(PROBLEM TO WORK ON):
Copy out all of the material exactly as presented.

(MATERIAL FOR THIS TASK):
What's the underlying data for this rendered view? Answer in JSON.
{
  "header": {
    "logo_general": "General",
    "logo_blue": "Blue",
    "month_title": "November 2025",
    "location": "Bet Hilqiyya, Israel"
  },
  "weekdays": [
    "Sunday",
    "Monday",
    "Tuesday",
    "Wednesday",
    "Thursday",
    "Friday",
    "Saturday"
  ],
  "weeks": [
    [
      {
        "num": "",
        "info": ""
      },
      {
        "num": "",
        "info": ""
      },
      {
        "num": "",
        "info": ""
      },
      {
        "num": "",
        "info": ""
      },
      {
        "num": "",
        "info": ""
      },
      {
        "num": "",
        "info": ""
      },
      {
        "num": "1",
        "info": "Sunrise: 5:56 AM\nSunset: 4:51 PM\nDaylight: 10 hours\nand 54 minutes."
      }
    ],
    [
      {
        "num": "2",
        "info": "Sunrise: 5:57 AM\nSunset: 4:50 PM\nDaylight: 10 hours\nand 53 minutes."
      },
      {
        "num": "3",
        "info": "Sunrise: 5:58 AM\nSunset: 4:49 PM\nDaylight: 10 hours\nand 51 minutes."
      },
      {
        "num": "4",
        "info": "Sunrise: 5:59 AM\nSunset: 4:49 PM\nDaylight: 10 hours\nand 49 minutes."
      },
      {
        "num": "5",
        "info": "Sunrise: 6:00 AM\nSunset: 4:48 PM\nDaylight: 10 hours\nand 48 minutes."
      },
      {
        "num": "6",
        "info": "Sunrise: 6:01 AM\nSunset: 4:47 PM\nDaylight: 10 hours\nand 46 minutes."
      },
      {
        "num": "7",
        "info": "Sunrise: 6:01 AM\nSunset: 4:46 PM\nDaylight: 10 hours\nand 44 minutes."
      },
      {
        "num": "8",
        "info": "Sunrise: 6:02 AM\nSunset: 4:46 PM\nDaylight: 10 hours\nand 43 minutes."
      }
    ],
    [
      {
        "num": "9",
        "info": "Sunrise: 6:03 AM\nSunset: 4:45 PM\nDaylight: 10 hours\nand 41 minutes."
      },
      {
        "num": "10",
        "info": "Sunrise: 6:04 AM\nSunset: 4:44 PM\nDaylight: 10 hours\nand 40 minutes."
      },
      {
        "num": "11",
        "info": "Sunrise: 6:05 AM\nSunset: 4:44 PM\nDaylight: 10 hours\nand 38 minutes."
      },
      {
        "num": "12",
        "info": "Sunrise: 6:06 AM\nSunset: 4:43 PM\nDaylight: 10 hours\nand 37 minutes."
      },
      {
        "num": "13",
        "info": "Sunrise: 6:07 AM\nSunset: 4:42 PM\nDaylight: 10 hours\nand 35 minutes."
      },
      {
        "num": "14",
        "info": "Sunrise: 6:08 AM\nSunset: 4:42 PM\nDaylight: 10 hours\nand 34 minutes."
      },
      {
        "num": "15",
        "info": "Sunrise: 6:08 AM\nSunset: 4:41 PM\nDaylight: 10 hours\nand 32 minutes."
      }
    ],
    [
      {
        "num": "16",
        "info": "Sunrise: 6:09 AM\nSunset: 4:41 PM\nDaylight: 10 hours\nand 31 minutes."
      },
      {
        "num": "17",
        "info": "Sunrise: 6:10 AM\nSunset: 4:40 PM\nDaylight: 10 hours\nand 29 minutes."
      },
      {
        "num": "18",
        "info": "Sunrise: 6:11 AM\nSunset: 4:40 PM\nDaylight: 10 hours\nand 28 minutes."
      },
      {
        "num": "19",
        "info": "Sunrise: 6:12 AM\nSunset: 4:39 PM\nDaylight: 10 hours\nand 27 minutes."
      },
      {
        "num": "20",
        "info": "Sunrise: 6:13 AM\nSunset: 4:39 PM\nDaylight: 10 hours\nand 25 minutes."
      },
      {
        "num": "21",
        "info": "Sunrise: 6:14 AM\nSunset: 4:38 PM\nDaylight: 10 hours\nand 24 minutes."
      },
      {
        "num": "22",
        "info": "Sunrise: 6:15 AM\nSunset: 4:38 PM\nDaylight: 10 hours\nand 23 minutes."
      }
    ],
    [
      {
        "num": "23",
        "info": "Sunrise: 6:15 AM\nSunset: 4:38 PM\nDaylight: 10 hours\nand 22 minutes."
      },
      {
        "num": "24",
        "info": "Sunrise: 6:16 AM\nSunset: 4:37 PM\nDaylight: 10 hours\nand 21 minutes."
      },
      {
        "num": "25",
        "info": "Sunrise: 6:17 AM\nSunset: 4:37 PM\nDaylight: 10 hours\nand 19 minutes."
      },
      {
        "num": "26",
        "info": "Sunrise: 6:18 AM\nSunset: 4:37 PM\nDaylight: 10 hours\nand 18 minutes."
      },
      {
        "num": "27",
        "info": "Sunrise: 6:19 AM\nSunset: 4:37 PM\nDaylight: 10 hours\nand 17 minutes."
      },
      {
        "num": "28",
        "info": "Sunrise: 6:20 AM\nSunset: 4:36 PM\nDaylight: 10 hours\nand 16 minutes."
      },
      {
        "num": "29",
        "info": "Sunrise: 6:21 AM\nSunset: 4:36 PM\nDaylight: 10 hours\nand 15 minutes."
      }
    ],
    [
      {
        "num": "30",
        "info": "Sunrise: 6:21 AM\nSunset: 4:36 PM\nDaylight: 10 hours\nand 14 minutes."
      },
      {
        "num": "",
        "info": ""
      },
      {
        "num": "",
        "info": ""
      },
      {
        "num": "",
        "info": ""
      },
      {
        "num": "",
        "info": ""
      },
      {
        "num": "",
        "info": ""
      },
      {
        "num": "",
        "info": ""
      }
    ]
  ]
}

(TASK RESULT):
What's the underlying data for this rendered view? Answer in JSON.
{
  "header": {
    "logo_general": "General",
    "logo_blue": "Blue",
    "month_title": "November 2025",
    "location": "Bet Hilqiyya, Israel"
  },
  "weekdays": [
    "Sunday",
    "Monday",
    "Tuesday",
    "Wednesday",
    "Thursday",
    "Friday",
    "Saturday"
  ],
  "weeks": [
    [
      {
        "num": "",
        "info": ""
      },
      {
        "num": "",
        "info": ""
      },
      {
        "num": "",
        "info": ""
      },
      {
        "num": "",
        "info": ""
      },
      {
        "num": "",
        "info": ""
      },
      {
        "num": "",
        "info": ""
      },
      {
        "num": "1",
        "info": "Sunrise: 5:56 AM\nSunset: 4:51 PM\nDaylight: 10 hours\nand 54 minutes."
      }
    ],
    [
      {
        "num": "2",
        "info": "Sunrise: 5:57 AM\nSunset: 4:50 PM\nDaylight: 10 hours\nand 53 minutes."
      },
      {
        "num": "3",
        "info": "Sunrise: 5:58 AM\nSunset: 4:49 PM\nDaylight: 10 hours\nand 51 minutes."
      },
      {
        "num": "4",
        "info": "Sunrise: 5:59 AM\nSunset: 4:49 PM\nDaylight: 10 hours\nand 49 minutes."
      },
      {
        "num": "5",
        "info": "Sunrise: 6:00 AM\nSunset: 4:48 PM\nDaylight: 10 hours\nand 48 minutes."
      },
      {
        "num": "6",
        "info": "Sunrise: 6:01 AM\nSunset: 4:47 PM\nDaylight: 10 hours\nand 46 minutes."
      },
      {
        "num": "7",
        "info": "Sunrise: 6:01 AM\nSunset: 4:46 PM\nDaylight: 10 hours\nand 44 minutes."
      },
      {
        "num": "8",
        "info": "Sunrise: 6:02 AM\nSunset: 4:46 PM\nDaylight: 10 hours\nand 43 minutes."
      }
    ],
    [
      {
        "num": "9",
        "info": "Sunrise: 6:03 AM\nSunset: 4:45 PM\nDaylight: 10 hours\nand 41 minutes."
      },
      {
        "num": "10",
        "info": "Sunrise: 6:04 AM\nSunset: 4:44 PM\nDaylight: 10 hours\nand 40 minutes."
      },
      {
        "num": "11",
        "info": "Sunrise: 6:05 AM\nSunset: 4:44 PM\nDaylight: 10 hours\nand 38 minutes."
      },
      {
        "num": "12",
        "info": "Sunrise: 6:06 AM\nSunset: 4:43 PM\nDaylight: 10 hours\nand 37 minutes."
      },
      {
        "num": "13",
        "info": "Sunrise: 6:07 AM\nSunset: 4:42 PM\nDaylight: 10 hours\nand 35 minutes."
      },
      {
        "num": "14",
        "info": "Sunrise: 6:08 AM\nSunset: 4:42 PM\nDaylight: 10 hours\nand 34 minutes."
      },
      {
        "num": "15",
        "info": "Sunrise: 6:08 AM\nSunset: 4:41 PM\nDaylight: 10 hours\nand 32 minutes."
      }
    ],
    [
      {
        "num": "16",
        "info": "Sunrise: 6:09 AM\nSunset: 4:41 PM\nDaylight: 10 hours\nand 31 minutes."
      },
      {
        "num": "17",
        "info": "Sunrise: 6:10 AM\nSunset: 4:40 PM\nDaylight: 10 hours\nand 29 minutes."
      },
      {
        "num": "18",
        "info": "Sunrise: 6:11 AM\nSunset: 4:40 PM\nDaylight: 10 hours\nand 28 minutes."
      },
      {
        "num": "19",
        "info": "Sunrise: 6:12 AM\nSunset: 4:39 PM\nDaylight: 10 hours\nand 27 minutes."
      },
      {
        "num": "20",
        "info": "Sunrise: 6:13 AM\nSunset: 4:39 PM\nDaylight: 10 hours\nand 25 minutes."
      },
      {
        "num": "21",
        "info": "Sunrise: 6:14 AM\nSunset: 4:38 PM\nDaylight: 10 hours\nand 24 minutes."
      },
      {
        "num": "22",
        "info": "Sunrise: 6:15 AM\nSunset: 4:38 PM\nDaylight: 10 hours\nand 23 minutes."
      }
    ],
    [
      {
        "num": "23",
        "info": "Sunrise: 6:15 AM\nSunset: 4:38 PM\nDaylight: 10 hours\nand 22 minutes."
      },
      {
        "num": "24",
        "info": "Sunrise: 6:16 AM\nSunset: 4:37 PM\nDaylight: 10 hours\nand 21 minutes."
      },
      {
        "num": "25",
        "info": "Sunrise: 6:17 AM\nSunset: 4:37 PM\nDaylight: 10 hours\nand 19 minutes."
      },
      {
        "num": "26",
        "info": "Sunrise: 6:18 AM\nSunset: 4:37 PM\nDaylight: 10 hours\nand 18 minutes."
      },
      {
        "num": "27",
        "info": "Sunrise: 6:19 AM\nSunset: 4:37 PM\nDaylight: 10 hours\nand 17 minutes."
      },
      {
        "num": "28",
        "info": "Sunrise: 6:20 AM\nSunset: 4:36 PM\nDaylight: 10 hours\nand 16 minutes."
      },
      {
        "num": "29",
        "info": "Sunrise: 6:21 AM\nSunset: 4:36 PM\nDaylight: 10 hours\nand 15 minutes."
      }
    ],
    [
      {
        "num": "30",
        "info": "Sunrise: 6:21 AM\nSunset: 4:36 PM\nDaylight: 10 hours\nand 14 minutes."
      },
      {
        "num": "",
        "info": ""
      },
      {
        "num": "",
        "info": ""
      },
      {
        "num": "",
        "info": ""
      },
      {
        "num": "",
        "info": ""
      },
      {
        "num": "",
        "info": ""
      },
      {
        "num": "",
        "info": ""
      }
    ]
  ]
}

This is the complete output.